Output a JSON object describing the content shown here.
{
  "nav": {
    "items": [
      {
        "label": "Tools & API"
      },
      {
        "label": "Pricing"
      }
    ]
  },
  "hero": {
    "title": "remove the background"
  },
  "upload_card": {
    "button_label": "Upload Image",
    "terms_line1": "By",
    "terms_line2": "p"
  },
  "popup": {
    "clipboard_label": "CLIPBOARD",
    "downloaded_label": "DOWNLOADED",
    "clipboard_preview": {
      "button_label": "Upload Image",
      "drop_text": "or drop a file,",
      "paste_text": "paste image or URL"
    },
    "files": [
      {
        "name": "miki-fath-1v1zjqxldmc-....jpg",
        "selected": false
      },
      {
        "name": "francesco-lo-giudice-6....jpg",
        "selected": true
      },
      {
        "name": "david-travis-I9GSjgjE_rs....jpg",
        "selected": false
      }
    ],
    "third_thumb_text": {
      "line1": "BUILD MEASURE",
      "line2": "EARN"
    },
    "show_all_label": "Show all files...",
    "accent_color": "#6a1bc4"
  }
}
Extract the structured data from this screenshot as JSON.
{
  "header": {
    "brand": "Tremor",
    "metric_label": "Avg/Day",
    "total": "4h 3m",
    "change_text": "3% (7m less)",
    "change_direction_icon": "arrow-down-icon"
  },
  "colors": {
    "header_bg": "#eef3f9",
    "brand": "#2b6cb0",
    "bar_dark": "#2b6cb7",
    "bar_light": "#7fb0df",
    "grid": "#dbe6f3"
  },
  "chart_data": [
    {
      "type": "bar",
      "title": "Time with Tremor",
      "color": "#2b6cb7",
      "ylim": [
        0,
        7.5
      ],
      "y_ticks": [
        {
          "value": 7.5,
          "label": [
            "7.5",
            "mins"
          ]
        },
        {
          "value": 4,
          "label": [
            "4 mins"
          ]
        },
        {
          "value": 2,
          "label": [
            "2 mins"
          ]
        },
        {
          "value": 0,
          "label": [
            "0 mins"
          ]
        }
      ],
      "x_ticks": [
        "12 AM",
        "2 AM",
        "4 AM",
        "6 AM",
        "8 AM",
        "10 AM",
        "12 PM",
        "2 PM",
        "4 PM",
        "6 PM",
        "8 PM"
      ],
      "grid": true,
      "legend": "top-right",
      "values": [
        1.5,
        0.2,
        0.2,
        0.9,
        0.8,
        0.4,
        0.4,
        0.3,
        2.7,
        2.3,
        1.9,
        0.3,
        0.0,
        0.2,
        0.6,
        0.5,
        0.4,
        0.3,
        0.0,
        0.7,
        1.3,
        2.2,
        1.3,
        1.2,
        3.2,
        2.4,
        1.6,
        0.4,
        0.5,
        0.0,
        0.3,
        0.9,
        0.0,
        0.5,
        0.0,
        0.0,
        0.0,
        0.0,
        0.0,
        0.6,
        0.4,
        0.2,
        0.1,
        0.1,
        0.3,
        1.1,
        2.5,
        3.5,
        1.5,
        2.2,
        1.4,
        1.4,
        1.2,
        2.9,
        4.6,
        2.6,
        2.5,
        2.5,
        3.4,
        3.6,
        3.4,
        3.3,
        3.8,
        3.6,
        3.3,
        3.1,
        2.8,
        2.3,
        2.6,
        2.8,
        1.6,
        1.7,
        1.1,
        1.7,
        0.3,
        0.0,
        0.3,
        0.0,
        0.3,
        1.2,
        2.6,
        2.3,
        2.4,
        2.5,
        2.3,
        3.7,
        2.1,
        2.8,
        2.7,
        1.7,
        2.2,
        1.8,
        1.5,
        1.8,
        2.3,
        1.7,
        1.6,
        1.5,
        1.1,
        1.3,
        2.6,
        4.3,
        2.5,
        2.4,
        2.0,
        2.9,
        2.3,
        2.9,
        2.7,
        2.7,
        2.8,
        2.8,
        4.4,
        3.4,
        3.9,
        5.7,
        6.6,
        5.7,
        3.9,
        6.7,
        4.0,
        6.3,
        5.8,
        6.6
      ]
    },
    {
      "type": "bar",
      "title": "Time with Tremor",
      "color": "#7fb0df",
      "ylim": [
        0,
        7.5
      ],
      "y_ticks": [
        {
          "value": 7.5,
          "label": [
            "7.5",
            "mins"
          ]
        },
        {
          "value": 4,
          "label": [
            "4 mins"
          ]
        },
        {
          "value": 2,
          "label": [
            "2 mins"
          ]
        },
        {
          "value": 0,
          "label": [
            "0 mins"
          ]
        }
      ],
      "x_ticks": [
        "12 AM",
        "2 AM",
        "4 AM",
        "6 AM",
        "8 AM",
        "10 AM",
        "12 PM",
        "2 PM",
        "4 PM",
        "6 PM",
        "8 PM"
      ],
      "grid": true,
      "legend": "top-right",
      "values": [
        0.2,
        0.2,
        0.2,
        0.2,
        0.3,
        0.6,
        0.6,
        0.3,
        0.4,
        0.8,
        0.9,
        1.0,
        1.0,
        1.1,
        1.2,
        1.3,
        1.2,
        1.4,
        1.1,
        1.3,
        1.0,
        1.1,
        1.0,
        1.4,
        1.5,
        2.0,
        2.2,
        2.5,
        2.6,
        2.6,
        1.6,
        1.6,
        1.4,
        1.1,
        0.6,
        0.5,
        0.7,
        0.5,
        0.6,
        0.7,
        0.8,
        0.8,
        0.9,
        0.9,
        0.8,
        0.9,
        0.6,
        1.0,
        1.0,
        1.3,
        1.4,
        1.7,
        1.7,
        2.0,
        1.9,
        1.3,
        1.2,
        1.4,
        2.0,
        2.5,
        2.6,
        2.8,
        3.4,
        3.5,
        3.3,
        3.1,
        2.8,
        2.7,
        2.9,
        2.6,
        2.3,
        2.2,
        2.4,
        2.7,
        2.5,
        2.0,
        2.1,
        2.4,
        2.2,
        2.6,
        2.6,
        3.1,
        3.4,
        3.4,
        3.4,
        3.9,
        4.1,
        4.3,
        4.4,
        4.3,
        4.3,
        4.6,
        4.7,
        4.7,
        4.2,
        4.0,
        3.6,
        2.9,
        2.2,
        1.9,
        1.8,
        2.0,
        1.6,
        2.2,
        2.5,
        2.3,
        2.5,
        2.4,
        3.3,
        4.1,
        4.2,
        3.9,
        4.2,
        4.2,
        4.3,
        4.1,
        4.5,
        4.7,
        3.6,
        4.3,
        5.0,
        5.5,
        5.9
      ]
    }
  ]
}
───
Work instructions → The listing above must be transcribed exactly, line by line.

Solution below →
Output a JSON object describing the content shown here.
{
  "nav": {
    "items": [
      {
        "label": "Tools & API"
      },
      {
        "label": "Pricing"
      }
    ]
  },
  "hero": {
    "title": "remove the background"
  },
  "upload_card": {
    "button_label": "Upload Image",
    "terms_line1": "By",
    "terms_line2": "p"
  },
  "popup": {
    "clipboard_label": "CLIPBOARD",
    "downloaded_label": "DOWNLOADED",
    "clipboard_preview": {
      "button_label": "Upload Image",
      "drop_text": "or drop a file,",
      "paste_text": "paste image or URL"
    },
    "files": [
      {
        "name": "miki-fath-1v1zjqxldmc-....jpg",
        "selected": false
      },
      {
        "name": "francesco-lo-giudice-6....jpg",
        "selected": true
      },
      {
        "name": "david-travis-I9GSjgjE_rs....jpg",
        "selected": false
      }
    ],
    "third_thumb_text": {
      "line1": "BUILD MEASURE",
      "line2": "EARN"
    },
    "show_all_label": "Show all files...",
    "accent_color": "#6a1bc4"
  }
}
Extract the structured data from this screenshot as JSON.
{
  "header": {
    "brand": "Tremor",
    "metric_label": "Avg/Day",
    "total": "4h 3m",
    "change_text": "3% (7m less)",
    "change_direction_icon": "arrow-down-icon"
  },
  "colors": {
    "header_bg": "#eef3f9",
    "brand": "#2b6cb0",
    "bar_dark": "#2b6cb7",
    "bar_light": "#7fb0df",
    "grid": "#dbe6f3"
  },
  "chart_data": [
    {
      "type": "bar",
      "title": "Time with Tremor",
      "color": "#2b6cb7",
      "ylim": [
        0,
        7.5
      ],
      "y_ticks": [
        {
          "value": 7.5,
          "label": [
            "7.5",
            "mins"
          ]
        },
        {
          "value": 4,
          "label": [
            "4 mins"
          ]
        },
        {
          "value": 2,
          "label": [
            "2 mins"
          ]
        },
        {
          "value": 0,
          "label": [
            "0 mins"
          ]
        }
      ],
      "x_ticks": [
        "12 AM",
        "2 AM",
        "4 AM",
        "6 AM",
        "8 AM",
        "10 AM",
        "12 PM",
        "2 PM",
        "4 PM",
        "6 PM",
        "8 PM"
      ],
      "grid": true,
      "legend": "top-right",
      "values": [
        1.5,
        0.2,
        0.2,
        0.9,
        0.8,
        0.4,
        0.4,
        0.3,
        2.7,
        2.3,
        1.9,
        0.3,
        0.0,
        0.2,
        0.6,
        0.5,
        0.4,
        0.3,
        0.0,
        0.7,
        1.3,
        2.2,
        1.3,
        1.2,
        3.2,
        2.4,
        1.6,
        0.4,
        0.5,
        0.0,
        0.3,
        0.9,
        0.0,
        0.5,
        0.0,
        0.0,
        0.0,
        0.0,
        0.0,
        0.6,
        0.4,
        0.2,
        0.1,
        0.1,
        0.3,
        1.1,
        2.5,
        3.5,
        1.5,
        2.2,
        1.4,
        1.4,
        1.2,
        2.9,
        4.6,
        2.6,
        2.5,
        2.5,
        3.4,
        3.6,
        3.4,
        3.3,
        3.8,
        3.6,
        3.3,
        3.1,
        2.8,
        2.3,
        2.6,
        2.8,
        1.6,
        1.7,
        1.1,
        1.7,
        0.3,
        0.0,
        0.3,
        0.0,
        0.3,
        1.2,
        2.6,
        2.3,
        2.4,
        2.5,
        2.3,
        3.7,
        2.1,
        2.8,
        2.7,
        1.7,
        2.2,
        1.8,
        1.5,
        1.8,
        2.3,
        1.7,
        1.6,
        1.5,
        1.1,
        1.3,
        2.6,
        4.3,
        2.5,
        2.4,
        2.0,
        2.9,
        2.3,
        2.9,
        2.7,
        2.7,
        2.8,
        2.8,
        4.4,
        3.4,
        3.9,
        5.7,
        6.6,
        5.7,
        3.9,
        6.7,
        4.0,
        6.3,
        5.8,
        6.6
      ]
    },
    {
      "type": "bar",
      "title": "Time with Tremor",
      "color": "#7fb0df",
      "ylim": [
        0,
        7.5
      ],
      "y_ticks": [
        {
          "value": 7.5,
          "label": [
            "7.5",
            "mins"
          ]
        },
        {
          "value": 4,
          "label": [
            "4 mins"
          ]
        },
        {
          "value": 2,
          "label": [
            "2 mins"
          ]
        },
        {
          "value": 0,
          "label": [
            "0 mins"
          ]
        }
      ],
      "x_ticks": [
        "12 AM",
        "2 AM",
        "4 AM",
        "6 AM",
        "8 AM",
        "10 AM",
        "12 PM",
        "2 PM",
        "4 PM",
        "6 PM",
        "8 PM"
      ],
      "grid": true,
      "legend": "top-right",
      "values": [
        0.2,
        0.2,
        0.2,
        0.2,
        0.3,
        0.6,
        0.6,
        0.3,
        0.4,
        0.8,
        0.9,
        1.0,
        1.0,
        1.1,
        1.2,
        1.3,
        1.2,
        1.4,
        1.1,
        1.3,
        1.0,
        1.1,
        1.0,
        1.4,
        1.5,
        2.0,
        2.2,
        2.5,
        2.6,
        2.6,
        1.6,
        1.6,
        1.4,
        1.1,
        0.6,
        0.5,
        0.7,
        0.5,
        0.6,
        0.7,
        0.8,
        0.8,
        0.9,
        0.9,
        0.8,
        0.9,
        0.6,
        1.0,
        1.0,
        1.3,
        1.4,
        1.7,
        1.7,
        2.0,
        1.9,
        1.3,
        1.2,
        1.4,
        2.0,
        2.5,
        2.6,
        2.8,
        3.4,
        3.5,
        3.3,
        3.1,
        2.8,
        2.7,
        2.9,
        2.6,
        2.3,
        2.2,
        2.4,
        2.7,
        2.5,
        2.0,
        2.1,
        2.4,
        2.2,
        2.6,
        2.6,
        3.1,
        3.4,
        3.4,
        3.4,
        3.9,
        4.1,
        4.3,
        4.4,
        4.3,
        4.3,
        4.6,
        4.7,
        4.7,
        4.2,
        4.0,
        3.6,
        2.9,
        2.2,
        1.9,
        1.8,
        2.0,
        1.6,
        2.2,
        2.5,
        2.3,
        2.5,
        2.4,
        3.3,
        4.1,
        4.2,
        3.9,
        4.2,
        4.2,
        4.3,
        4.1,
        4.5,
        4.7,
        3.6,
        4.3,
        5.0,
        5.5,
        5.9
      ]
    }
  ]
}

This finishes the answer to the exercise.